**Problem**. Print all the data, keeping every line exactly as it is.

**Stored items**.
·····
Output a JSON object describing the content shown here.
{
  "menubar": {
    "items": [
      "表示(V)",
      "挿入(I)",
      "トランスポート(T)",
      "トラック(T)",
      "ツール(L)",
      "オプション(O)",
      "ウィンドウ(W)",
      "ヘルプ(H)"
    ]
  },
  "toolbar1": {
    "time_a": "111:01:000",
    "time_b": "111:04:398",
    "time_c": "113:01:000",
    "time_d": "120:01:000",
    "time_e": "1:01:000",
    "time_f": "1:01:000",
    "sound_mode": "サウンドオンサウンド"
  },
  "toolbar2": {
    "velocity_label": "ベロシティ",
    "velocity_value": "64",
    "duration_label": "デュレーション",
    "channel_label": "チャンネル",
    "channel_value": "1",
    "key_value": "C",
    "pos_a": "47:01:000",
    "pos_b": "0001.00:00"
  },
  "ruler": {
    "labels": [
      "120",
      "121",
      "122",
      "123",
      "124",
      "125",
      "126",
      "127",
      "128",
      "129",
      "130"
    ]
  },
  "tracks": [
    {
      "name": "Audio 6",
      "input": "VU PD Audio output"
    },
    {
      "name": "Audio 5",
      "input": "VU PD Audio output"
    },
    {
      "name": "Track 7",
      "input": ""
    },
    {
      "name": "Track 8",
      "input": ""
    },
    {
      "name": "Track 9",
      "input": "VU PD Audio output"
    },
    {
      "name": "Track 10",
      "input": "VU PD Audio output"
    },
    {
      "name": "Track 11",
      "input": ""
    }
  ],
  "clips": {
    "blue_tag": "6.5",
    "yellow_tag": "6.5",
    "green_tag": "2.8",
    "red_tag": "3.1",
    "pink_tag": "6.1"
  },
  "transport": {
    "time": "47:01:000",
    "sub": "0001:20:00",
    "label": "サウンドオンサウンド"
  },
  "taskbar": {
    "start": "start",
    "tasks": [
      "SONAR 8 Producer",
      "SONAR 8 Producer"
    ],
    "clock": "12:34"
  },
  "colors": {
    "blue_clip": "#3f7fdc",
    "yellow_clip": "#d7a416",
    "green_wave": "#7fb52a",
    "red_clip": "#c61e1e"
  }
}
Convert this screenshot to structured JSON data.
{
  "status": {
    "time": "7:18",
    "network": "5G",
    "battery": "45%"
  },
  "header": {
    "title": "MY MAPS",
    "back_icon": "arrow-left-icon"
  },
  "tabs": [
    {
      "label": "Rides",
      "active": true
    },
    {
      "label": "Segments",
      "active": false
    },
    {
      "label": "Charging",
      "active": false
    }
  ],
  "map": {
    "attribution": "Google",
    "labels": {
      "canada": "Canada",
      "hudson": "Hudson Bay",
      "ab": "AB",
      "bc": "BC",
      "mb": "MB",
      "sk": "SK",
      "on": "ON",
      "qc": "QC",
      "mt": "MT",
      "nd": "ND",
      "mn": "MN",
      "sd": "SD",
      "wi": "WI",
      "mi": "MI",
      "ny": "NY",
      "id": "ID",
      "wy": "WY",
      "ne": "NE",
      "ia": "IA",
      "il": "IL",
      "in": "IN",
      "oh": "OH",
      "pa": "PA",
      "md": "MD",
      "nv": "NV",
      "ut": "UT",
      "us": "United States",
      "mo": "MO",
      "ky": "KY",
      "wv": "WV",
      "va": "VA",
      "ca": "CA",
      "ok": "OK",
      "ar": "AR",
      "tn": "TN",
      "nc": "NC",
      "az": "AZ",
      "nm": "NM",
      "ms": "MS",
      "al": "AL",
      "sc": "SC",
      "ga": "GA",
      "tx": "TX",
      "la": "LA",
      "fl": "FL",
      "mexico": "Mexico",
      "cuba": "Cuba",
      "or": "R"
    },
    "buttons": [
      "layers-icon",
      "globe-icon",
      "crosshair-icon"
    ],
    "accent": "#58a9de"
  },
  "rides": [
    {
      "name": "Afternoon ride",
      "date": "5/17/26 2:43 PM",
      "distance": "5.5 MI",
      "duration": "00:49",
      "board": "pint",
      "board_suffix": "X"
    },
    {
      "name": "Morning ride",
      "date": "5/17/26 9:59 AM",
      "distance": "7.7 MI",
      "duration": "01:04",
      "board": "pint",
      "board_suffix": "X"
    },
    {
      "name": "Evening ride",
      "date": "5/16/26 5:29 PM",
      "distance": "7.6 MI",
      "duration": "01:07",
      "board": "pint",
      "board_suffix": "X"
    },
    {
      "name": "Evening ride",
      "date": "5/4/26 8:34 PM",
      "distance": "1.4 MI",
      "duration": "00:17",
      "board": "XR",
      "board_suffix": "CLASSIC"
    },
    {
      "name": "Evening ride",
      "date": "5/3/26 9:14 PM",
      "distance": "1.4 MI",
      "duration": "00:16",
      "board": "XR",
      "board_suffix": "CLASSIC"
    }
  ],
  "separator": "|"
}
·····
**Output of the task**.
Output a JSON object describing the content shown here.
{
  "menubar": {
    "items": [
      "表示(V)",
      "挿入(I)",
      "トランスポート(T)",
      "トラック(T)",
      "ツール(L)",
      "オプション(O)",
      "ウィンドウ(W)",
      "ヘルプ(H)"
    ]
  },
  "toolbar1": {
    "time_a": "111:01:000",
    "time_b": "111:04:398",
    "time_c": "113:01:000",
    "time_d": "120:01:000",
    "time_e": "1:01:000",
    "time_f": "1:01:000",
    "sound_mode": "サウンドオンサウンド"
  },
  "toolbar2": {
    "velocity_label": "ベロシティ",
    "velocity_value": "64",
    "duration_label": "デュレーション",
    "channel_label": "チャンネル",
    "channel_value": "1",
    "key_value": "C",
    "pos_a": "47:01:000",
    "pos_b": "0001.00:00"
  },
  "ruler": {
    "labels": [
      "120",
      "121",
      "122",
      "123",
      "124",
      "125",
      "126",
      "127",
      "128",
      "129",
      "130"
    ]
  },
  "tracks": [
    {
      "name": "Audio 6",
      "input": "VU PD Audio output"
    },
    {
      "name": "Audio 5",
      "input": "VU PD Audio output"
    },
    {
      "name": "Track 7",
      "input": ""
    },
    {
      "name": "Track 8",
      "input": ""
    },
    {
      "name": "Track 9",
      "input": "VU PD Audio output"
    },
    {
      "name": "Track 10",
      "input": "VU PD Audio output"
    },
    {
      "name": "Track 11",
      "input": ""
    }
  ],
  "clips": {
    "blue_tag": "6.5",
    "yellow_tag": "6.5",
    "green_tag": "2.8",
    "red_tag": "3.1",
    "pink_tag": "6.1"
  },
  "transport": {
    "time": "47:01:000",
    "sub": "0001:20:00",
    "label": "サウンドオンサウンド"
  },
  "taskbar": {
    "start": "start",
    "tasks": [
      "SONAR 8 Producer",
      "SONAR 8 Producer"
    ],
    "clock": "12:34"
  },
  "colors": {
    "blue_clip": "#3f7fdc",
    "yellow_clip": "#d7a416",
    "green_wave": "#7fb52a",
    "red_clip": "#c61e1e"
  }
}
Convert this screenshot to structured JSON data.
{
  "status": {
    "time": "7:18",
    "network": "5G",
    "battery": "45%"
  },
  "header": {
    "title": "MY MAPS",
    "back_icon": "arrow-left-icon"
  },
  "tabs": [
    {
      "label": "Rides",
      "active": true
    },
    {
      "label": "Segments",
      "active": false
    },
    {
      "label": "Charging",
      "active": false
    }
  ],
  "map": {
    "attribution": "Google",
    "labels": {
      "canada": "Canada",
      "hudson": "Hudson Bay",
      "ab": "AB",
      "bc": "BC",
      "mb": "MB",
      "sk": "SK",
      "on": "ON",
      "qc": "QC",
      "mt": "MT",
      "nd": "ND",
      "mn": "MN",
      "sd": "SD",
      "wi": "WI",
      "mi": "MI",
      "ny": "NY",
      "id": "ID",
      "wy": "WY",
      "ne": "NE",
      "ia": "IA",
      "il": "IL",
      "in": "IN",
      "oh": "OH",
      "pa": "PA",
      "md": "MD",
      "nv": "NV",
      "ut": "UT",
      "us": "United States",
      "mo": "MO",
      "ky": "KY",
      "wv": "WV",
      "va": "VA",
      "ca": "CA",
      "ok": "OK",
      "ar": "AR",
      "tn": "TN",
      "nc": "NC",
      "az": "AZ",
      "nm": "NM",
      "ms": "MS",
      "al": "AL",
      "sc": "SC",
      "ga": "GA",
      "tx": "TX",
      "la": "LA",
      "fl": "FL",
      "mexico": "Mexico",
      "cuba": "Cuba",
      "or": "R"
    },
    "buttons": [
      "layers-icon",
      "globe-icon",
      "crosshair-icon"
    ],
    "accent": "#58a9de"
  },
  "rides": [
    {
      "name": "Afternoon ride",
      "date": "5/17/26 2:43 PM",
      "distance": "5.5 MI",
      "duration": "00:49",
      "board": "pint",
      "board_suffix": "X"
    },
    {
      "name": "Morning ride",
      "date": "5/17/26 9:59 AM",
      "distance": "7.7 MI",
      "duration": "01:04",
      "board": "pint",
      "board_suffix": "X"
    },
    {
      "name": "Evening ride",
      "date": "5/16/26 5:29 PM",
      "distance": "7.6 MI",
      "duration": "01:07",
      "board": "pint",
      "board_suffix": "X"
    },
    {
      "name": "Evening ride",
      "date": "5/4/26 8:34 PM",
      "distance": "1.4 MI",
      "duration": "00:17",
      "board": "XR",
      "board_suffix": "CLASSIC"
    },
    {
      "name": "Evening ride",
      "date": "5/3/26 9:14 PM",
      "distance": "1.4 MI",
      "duration": "00:16",
      "board": "XR",
      "board_suffix": "CLASSIC"
    }
  ],
  "separator": "|"
}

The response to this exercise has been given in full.